■ Requirements ■
1) In the March 2017 blog posts, which publication carried the author's invited piece on prayer book revision?
2) Return the passage of the March 2017 blog posts between "Writing Things Elsewhere" and "revision: that can be found here.", inclusive.
3) Resume the March 2017 blog posts from their last sentence.

[START Document]

Monthly Archives: March 2017

Writing Things Elsewhere

I came to the odd conclusion that my workout schedule has been messing with with my writing… I’ve been doing more weight-training before we head into the racing season, and have not been out on the road much. I realized the other day that my lack of writing seems to be related to a lack of running outside.  So—hopefully as I start doing more outside running that’ll translate to more writing and posting here!

However, I have been doing some writing that’s appearing in other places. I have a piece in the latest issue of The Living Church; I was invited to write a piece on prayer book revision: that can be found here.

I’ve also gotten some writing done on the next volume of the Cassiodorus project. Since the subtitle of that work is “Praying the Psalms with Cassiodorus and the Church Fathers,” I begin with a discussion of what prayer is and then move into how modern people and the Church Fathers understood prayer and the overlaps and differences between the two. The first part of that has appeared over at Grow Christians and indicates the direction I’m going in: that can be found here.

Checking Things Off!

I’m slowly working my way down a list of things to get done.

I’m trying really hard to not start any new projects this year. Instead, I’m trying to finishing a bunch of things that I had started but never actually completed.

Chief among those are the Anglican Breviary project and the upgrade to the breviary which I started on but got stuck in the middle.

An important part of deciding what to do is also deciding what not to do. The Anglican Breviary domain is expiring, and I’m trying to make the decision whether to renew that and continue that project in the way I had been, or to move it into a different space. We’ll see… I’m also still paying for the podcast service even though I haven’t been actively podcasting for a while. As much as I enjoyed that project, I don’t know if it’s worth continuing in its current incarnation. It served a particular role in my research for the Cassiodorus books. With the first volume done, I’m evaluating whether it’s an effective use of time.

Update and Recommendation

Yesterday, I sent the manuscript of Honey of Souls: Cassiodorus and the Interpretation of the Psalms in the Early Medieval West off to Liturgical Press and received confirmation that it had arrived.

Whew.

[END Document]
[START Record excerpts]

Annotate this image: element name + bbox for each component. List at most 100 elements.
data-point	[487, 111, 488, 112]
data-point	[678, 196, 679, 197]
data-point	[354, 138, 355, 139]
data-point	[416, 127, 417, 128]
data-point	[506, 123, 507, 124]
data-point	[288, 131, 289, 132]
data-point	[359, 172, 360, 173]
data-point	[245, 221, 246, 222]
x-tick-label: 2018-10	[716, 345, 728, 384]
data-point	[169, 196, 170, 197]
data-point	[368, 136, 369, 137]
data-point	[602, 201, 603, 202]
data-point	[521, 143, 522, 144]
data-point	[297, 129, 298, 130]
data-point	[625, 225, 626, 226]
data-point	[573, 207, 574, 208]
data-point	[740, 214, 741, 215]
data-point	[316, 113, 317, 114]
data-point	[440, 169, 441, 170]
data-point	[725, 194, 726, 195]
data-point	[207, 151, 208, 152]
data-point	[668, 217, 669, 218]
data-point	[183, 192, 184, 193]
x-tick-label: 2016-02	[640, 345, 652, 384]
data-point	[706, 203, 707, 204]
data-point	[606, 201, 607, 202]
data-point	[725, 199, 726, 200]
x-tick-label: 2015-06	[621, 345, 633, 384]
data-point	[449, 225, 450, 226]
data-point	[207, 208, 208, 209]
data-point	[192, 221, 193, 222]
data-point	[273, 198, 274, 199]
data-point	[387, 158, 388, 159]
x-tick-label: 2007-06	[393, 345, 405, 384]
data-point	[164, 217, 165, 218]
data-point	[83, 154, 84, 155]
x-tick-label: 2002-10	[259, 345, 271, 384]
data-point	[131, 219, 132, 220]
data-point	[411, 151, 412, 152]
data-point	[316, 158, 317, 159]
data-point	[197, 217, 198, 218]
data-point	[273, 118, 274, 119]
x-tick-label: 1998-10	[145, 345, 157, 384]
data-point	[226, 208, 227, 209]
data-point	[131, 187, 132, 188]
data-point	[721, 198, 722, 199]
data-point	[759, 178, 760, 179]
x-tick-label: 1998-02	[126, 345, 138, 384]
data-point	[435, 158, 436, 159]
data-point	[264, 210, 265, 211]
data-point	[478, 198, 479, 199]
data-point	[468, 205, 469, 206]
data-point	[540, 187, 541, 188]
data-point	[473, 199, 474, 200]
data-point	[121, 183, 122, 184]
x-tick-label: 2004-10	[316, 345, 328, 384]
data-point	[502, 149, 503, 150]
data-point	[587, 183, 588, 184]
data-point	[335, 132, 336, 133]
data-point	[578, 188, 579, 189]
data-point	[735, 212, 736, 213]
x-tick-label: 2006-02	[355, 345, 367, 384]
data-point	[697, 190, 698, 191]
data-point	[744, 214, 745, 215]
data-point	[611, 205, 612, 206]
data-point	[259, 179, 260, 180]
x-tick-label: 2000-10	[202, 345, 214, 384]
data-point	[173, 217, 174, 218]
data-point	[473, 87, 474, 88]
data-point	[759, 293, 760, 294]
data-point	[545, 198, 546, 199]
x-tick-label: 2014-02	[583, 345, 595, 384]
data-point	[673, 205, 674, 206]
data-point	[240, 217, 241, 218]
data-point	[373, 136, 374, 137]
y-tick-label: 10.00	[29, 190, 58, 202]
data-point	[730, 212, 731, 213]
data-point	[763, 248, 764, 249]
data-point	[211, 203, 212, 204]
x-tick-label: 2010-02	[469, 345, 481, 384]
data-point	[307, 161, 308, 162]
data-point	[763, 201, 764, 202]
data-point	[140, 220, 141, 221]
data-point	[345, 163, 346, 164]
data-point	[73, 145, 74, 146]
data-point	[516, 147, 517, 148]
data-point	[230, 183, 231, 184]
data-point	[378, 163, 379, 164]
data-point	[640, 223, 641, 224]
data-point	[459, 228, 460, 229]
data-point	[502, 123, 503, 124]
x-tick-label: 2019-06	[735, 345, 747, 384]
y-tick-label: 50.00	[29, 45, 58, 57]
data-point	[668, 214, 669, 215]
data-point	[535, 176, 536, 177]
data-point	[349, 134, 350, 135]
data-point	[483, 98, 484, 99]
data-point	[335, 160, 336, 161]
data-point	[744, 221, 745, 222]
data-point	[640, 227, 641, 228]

[END Record excerpts]

■ Final results ■
1) The Living Church.

2)
Writing Things Elsewhere

I came to the odd conclusion that my workout schedule has been messing with with my writing… I’ve been doing more weight-training before we head into the racing season, and have not been out on the road much. I realized the other day that my lack of writing seems to be related to a lack of running outside.  So—hopefully as I start doing more outside running that’ll translate to more writing and posting here!

However, I have been doing some writing that’s appearing in other places. I have a piece in the latest issue of The Living Church; I was invited to write a piece on prayer book revision: that can be found here.

3)
That’s a big weight off, and it must come with thanks and gratitude to Barbara and Bill who painstakingly read through it and offered advice and corrections small and great! And, obviously and always, thanks and gratitude to my beloved M and the girls for whom this book has been more difficult than the others.

There’s more work to be done on it, of course, and I have no doubt the editors will recommend many more changes—all to the good—but at least it’s off my plate for now!

I do have volume 2 to go: Psalming Christ: Praying the Psalms with Cassiodorus and the Church Fathers, and I hope to be posting more of that here as I hack through the remaining parts of that work.

Today, however, I’m taking a break from all that. I learned just last night that my colleague David Peters would be at Virginia Theological Seminary today to give a presentation on his latest book, Post-Traumatic God: How the Church Cares for People who have been to Hell and Back. I haven’t read it yet, but was blown away by his Death Letter: God, Sex, and War which contains his journals that he wrote on his return from service in Iraq as he struggled with what he saw and did there, the break-up of his marriage, and wrestling with the breakdown of what most of us know as “normal” life. It’s a brutally honest and intimate account that offers insight into a soldier’s life for those of us who will never know those experiences. M has been working with a veteran in very similar circumstances—multiple tours in Iraq and Afghanistan, marriage collapsed while overseas, trying to pick up the pieces while dealing with PTSD—and these books have been tremendous resources in her work.

If you do ministry, I would recommend these—whether you know you are working with veterans or not. If you’re in the DC/NoVA area, I encourage you to come join us at his talk (today at 1PM). (And, of course, stop by and say hi!)

((And, no, nobody has asked me to review or promote these books—just David himself!))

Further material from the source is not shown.